What is expected:
Copy out the entries below in full and exactly.
+-------+
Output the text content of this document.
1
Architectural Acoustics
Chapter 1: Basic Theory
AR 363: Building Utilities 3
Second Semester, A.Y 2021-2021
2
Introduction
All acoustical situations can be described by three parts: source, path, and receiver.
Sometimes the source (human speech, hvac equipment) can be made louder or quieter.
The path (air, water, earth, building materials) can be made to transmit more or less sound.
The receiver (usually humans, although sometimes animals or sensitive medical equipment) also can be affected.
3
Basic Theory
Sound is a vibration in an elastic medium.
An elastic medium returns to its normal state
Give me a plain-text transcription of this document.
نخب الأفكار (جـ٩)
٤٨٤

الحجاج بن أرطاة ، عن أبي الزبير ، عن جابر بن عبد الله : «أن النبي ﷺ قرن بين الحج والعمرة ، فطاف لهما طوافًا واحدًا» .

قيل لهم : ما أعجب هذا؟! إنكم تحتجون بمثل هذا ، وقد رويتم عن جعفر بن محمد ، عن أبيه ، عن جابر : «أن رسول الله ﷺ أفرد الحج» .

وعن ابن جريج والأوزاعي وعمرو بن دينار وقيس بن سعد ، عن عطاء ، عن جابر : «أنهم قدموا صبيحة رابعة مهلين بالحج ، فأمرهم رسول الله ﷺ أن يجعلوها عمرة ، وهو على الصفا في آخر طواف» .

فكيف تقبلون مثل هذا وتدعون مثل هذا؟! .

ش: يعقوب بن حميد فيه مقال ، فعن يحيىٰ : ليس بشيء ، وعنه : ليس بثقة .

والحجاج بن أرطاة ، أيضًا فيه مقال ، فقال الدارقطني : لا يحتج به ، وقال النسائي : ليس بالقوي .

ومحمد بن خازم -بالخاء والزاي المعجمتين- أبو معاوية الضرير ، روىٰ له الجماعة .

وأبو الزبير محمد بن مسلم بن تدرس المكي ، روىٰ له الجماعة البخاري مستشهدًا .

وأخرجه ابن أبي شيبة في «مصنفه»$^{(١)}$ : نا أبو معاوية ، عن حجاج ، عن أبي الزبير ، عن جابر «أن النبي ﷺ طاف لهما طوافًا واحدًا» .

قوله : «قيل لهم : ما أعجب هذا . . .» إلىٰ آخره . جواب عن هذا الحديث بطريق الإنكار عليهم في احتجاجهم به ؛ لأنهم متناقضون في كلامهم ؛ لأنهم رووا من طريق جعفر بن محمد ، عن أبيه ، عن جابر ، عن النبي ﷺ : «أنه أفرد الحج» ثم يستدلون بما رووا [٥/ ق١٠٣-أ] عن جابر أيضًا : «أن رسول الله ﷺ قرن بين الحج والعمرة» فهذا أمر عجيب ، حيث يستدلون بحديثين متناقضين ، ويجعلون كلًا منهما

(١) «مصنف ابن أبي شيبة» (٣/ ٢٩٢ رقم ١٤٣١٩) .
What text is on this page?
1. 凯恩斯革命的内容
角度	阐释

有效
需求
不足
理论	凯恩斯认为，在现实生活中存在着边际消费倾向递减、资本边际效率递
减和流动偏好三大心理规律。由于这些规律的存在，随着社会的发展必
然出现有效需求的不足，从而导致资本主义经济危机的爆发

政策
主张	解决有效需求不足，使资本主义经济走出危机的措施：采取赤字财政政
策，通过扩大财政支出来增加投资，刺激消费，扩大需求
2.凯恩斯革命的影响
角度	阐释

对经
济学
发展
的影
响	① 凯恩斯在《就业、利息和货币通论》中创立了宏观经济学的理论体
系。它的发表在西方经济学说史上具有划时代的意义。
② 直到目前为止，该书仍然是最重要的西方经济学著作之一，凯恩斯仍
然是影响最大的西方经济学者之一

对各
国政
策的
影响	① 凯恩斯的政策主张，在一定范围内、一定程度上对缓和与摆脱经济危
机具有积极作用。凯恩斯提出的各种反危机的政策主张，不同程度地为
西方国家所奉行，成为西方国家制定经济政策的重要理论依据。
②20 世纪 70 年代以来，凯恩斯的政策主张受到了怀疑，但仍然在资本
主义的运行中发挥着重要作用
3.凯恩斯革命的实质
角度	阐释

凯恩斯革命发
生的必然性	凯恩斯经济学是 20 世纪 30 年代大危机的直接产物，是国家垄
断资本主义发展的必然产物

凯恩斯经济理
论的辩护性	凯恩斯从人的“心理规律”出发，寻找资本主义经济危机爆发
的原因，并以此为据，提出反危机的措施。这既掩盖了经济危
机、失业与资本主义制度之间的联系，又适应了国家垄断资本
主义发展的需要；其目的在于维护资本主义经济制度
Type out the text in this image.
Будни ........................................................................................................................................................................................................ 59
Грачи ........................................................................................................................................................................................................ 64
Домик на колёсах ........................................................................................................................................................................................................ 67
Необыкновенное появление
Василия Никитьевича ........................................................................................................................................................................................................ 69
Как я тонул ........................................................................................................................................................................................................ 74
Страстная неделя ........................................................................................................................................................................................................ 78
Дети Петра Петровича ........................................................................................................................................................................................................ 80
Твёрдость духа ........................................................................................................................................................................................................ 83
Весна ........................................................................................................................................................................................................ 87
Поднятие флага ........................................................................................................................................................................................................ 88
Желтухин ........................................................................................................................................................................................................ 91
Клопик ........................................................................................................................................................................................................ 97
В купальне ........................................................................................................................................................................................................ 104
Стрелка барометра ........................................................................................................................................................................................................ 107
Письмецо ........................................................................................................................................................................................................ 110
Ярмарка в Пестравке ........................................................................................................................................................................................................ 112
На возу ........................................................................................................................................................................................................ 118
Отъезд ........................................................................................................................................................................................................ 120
+-------+
Reply to the task:
Output the text content of this document.
1
Architectural Acoustics
Chapter 1: Basic Theory
AR 363: Building Utilities 3
Second Semester, A.Y 2021-2021
2
Introduction
All acoustical situations can be described by three parts: source, path, and receiver.
Sometimes the source (human speech, hvac equipment) can be made louder or quieter.
The path (air, water, earth, building materials) can be made to transmit more or less sound.
The receiver (usually humans, although sometimes animals or sensitive medical equipment) also can be affected.
3
Basic Theory
Sound is a vibration in an elastic medium.
An elastic medium returns to its normal state
Give me a plain-text transcription of this document.
نخب الأفكار (جـ٩)
٤٨٤

الحجاج بن أرطاة ، عن أبي الزبير ، عن جابر بن عبد الله : «أن النبي ﷺ قرن بين الحج والعمرة ، فطاف لهما طوافًا واحدًا» .

قيل لهم : ما أعجب هذا؟! إنكم تحتجون بمثل هذا ، وقد رويتم عن جعفر بن محمد ، عن أبيه ، عن جابر : «أن رسول الله ﷺ أفرد الحج» .

وعن ابن جريج والأوزاعي وعمرو بن دينار وقيس بن سعد ، عن عطاء ، عن جابر : «أنهم قدموا صبيحة رابعة مهلين بالحج ، فأمرهم رسول الله ﷺ أن يجعلوها عمرة ، وهو على الصفا في آخر طواف» .

فكيف تقبلون مثل هذا وتدعون مثل هذا؟! .

ش: يعقوب بن حميد فيه مقال ، فعن يحيىٰ : ليس بشيء ، وعنه : ليس بثقة .

والحجاج بن أرطاة ، أيضًا فيه مقال ، فقال الدارقطني : لا يحتج به ، وقال النسائي : ليس بالقوي .

ومحمد بن خازم -بالخاء والزاي المعجمتين- أبو معاوية الضرير ، روىٰ له الجماعة .

وأبو الزبير محمد بن مسلم بن تدرس المكي ، روىٰ له الجماعة البخاري مستشهدًا .

وأخرجه ابن أبي شيبة في «مصنفه»$^{(١)}$ : نا أبو معاوية ، عن حجاج ، عن أبي الزبير ، عن جابر «أن النبي ﷺ طاف لهما طوافًا واحدًا» .

قوله : «قيل لهم : ما أعجب هذا . . .» إلىٰ آخره . جواب عن هذا الحديث بطريق الإنكار عليهم في احتجاجهم به ؛ لأنهم متناقضون في كلامهم ؛ لأنهم رووا من طريق جعفر بن محمد ، عن أبيه ، عن جابر ، عن النبي ﷺ : «أنه أفرد الحج» ثم يستدلون بما رووا [٥/ ق١٠٣-أ] عن جابر أيضًا : «أن رسول الله ﷺ قرن بين الحج والعمرة» فهذا أمر عجيب ، حيث يستدلون بحديثين متناقضين ، ويجعلون كلًا منهما

(١) «مصنف ابن أبي شيبة» (٣/ ٢٩٢ رقم ١٤٣١٩) .
What text is on this page?
1. 凯恩斯革命的内容
角度	阐释

有效
需求
不足
理论	凯恩斯认为，在现实生活中存在着边际消费倾向递减、资本边际效率递
减和流动偏好三大心理规律。由于这些规律的存在，随着社会的发展必
然出现有效需求的不足，从而导致资本主义经济危机的爆发

政策
主张	解决有效需求不足，使资本主义经济走出危机的措施：采取赤字财政政
策，通过扩大财政支出来增加投资，刺激消费，扩大需求
2.凯恩斯革命的影响
角度	阐释

对经
济学
发展
的影
响	① 凯恩斯在《就业、利息和货币通论》中创立了宏观经济学的理论体
系。它的发表在西方经济学说史上具有划时代的意义。
② 直到目前为止，该书仍然是最重要的西方经济学著作之一，凯恩斯仍
然是影响最大的西方经济学者之一

对各
国政
策的
影响	① 凯恩斯的政策主张，在一定范围内、一定程度上对缓和与摆脱经济危
机具有积极作用。凯恩斯提出的各种反危机的政策主张，不同程度地为
西方国家所奉行，成为西方国家制定经济政策的重要理论依据。
②20 世纪 70 年代以来，凯恩斯的政策主张受到了怀疑，但仍然在资本
主义的运行中发挥着重要作用
3.凯恩斯革命的实质
角度	阐释

凯恩斯革命发
生的必然性	凯恩斯经济学是 20 世纪 30 年代大危机的直接产物，是国家垄
断资本主义发展的必然产物

凯恩斯经济理
论的辩护性	凯恩斯从人的“心理规律”出发，寻找资本主义经济危机爆发
的原因，并以此为据，提出反危机的措施。这既掩盖了经济危
机、失业与资本主义制度之间的联系，又适应了国家垄断资本
主义发展的需要；其目的在于维护资本主义经济制度
Type out the text in this image.
Будни ........................................................................................................................................................................................................ 59
Грачи ........................................................................................................................................................................................................ 64
Домик на колёсах ........................................................................................................................................................................................................ 67
Необыкновенное появление
Василия Никитьевича ........................................................................................................................................................................................................ 69
Как я тонул ........................................................................................................................................................................................................ 74
Страстная неделя ........................................................................................................................................................................................................ 78
Дети Петра Петровича ........................................................................................................................................................................................................ 80
Твёрдость духа ........................................................................................................................................................................................................ 83
Весна ........................................................................................................................................................................................................ 87
Поднятие флага ........................................................................................................................................................................................................ 88
Желтухин ........................................................................................................................................................................................................ 91
Клопик ........................................................................................................................................................................................................ 97
В купальне ........................................................................................................................................................................................................ 104
Стрелка барометра ........................................................................................................................................................................................................ 107
Письмецо ........................................................................................................................................................................................................ 110
Ярмарка в Пестравке ........................................................................................................................................................................................................ 112
На возу ........................................................................................................................................................................................................ 118
Отъезд ........................................................................................................................................................................................................ 120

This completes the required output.